Report how many lines of the listing below include the word "document". Give nothing but the number.

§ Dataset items
________________________
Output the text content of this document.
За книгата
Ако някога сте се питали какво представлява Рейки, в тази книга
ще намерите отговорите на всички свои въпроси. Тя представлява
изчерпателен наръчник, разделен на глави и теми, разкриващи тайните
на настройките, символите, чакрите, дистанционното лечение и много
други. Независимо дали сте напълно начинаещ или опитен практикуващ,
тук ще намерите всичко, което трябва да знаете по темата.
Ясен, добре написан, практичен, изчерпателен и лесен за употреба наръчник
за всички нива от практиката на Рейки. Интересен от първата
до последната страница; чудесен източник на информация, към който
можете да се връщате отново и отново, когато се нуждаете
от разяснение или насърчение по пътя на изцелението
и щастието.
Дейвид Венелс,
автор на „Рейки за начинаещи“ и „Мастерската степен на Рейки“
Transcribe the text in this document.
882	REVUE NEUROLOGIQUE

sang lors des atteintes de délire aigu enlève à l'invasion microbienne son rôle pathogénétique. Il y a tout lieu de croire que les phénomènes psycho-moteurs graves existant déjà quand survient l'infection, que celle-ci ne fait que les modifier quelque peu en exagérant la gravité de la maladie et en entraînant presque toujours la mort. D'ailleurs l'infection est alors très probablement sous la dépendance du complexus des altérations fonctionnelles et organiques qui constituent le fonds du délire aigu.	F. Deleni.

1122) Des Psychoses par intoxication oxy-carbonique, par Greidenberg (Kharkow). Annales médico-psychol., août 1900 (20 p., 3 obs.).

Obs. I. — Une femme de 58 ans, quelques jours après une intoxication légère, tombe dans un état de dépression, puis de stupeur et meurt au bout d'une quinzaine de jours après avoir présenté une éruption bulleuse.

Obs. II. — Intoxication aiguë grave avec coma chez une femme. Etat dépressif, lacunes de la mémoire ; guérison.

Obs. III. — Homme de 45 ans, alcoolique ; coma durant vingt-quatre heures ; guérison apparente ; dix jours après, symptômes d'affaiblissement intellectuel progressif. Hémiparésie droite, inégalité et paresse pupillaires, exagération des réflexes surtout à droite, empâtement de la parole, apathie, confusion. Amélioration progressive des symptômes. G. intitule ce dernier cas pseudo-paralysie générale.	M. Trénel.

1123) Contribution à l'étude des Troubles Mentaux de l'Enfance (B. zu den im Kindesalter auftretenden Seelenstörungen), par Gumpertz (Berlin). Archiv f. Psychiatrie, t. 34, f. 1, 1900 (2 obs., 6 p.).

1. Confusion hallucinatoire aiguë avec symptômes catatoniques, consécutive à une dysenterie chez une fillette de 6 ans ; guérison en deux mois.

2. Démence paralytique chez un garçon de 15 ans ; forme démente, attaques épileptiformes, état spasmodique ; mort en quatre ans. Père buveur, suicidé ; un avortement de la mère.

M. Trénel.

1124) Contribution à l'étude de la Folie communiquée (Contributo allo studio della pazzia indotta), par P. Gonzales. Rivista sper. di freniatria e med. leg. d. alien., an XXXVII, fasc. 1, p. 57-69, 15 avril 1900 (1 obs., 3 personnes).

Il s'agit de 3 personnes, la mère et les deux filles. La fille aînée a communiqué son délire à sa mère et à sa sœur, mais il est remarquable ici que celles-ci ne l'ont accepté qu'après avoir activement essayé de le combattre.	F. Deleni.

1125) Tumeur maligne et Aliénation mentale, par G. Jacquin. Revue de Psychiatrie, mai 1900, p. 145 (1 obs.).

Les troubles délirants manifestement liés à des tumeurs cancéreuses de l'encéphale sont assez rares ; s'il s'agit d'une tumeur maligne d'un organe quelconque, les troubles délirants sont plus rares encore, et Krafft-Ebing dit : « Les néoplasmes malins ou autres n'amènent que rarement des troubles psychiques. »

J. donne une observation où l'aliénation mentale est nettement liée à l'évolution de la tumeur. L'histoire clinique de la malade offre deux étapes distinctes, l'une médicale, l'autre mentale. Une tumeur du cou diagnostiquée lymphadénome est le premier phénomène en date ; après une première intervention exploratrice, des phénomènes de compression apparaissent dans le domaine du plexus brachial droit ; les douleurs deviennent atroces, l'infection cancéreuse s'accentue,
________________________
§ Finished answer
2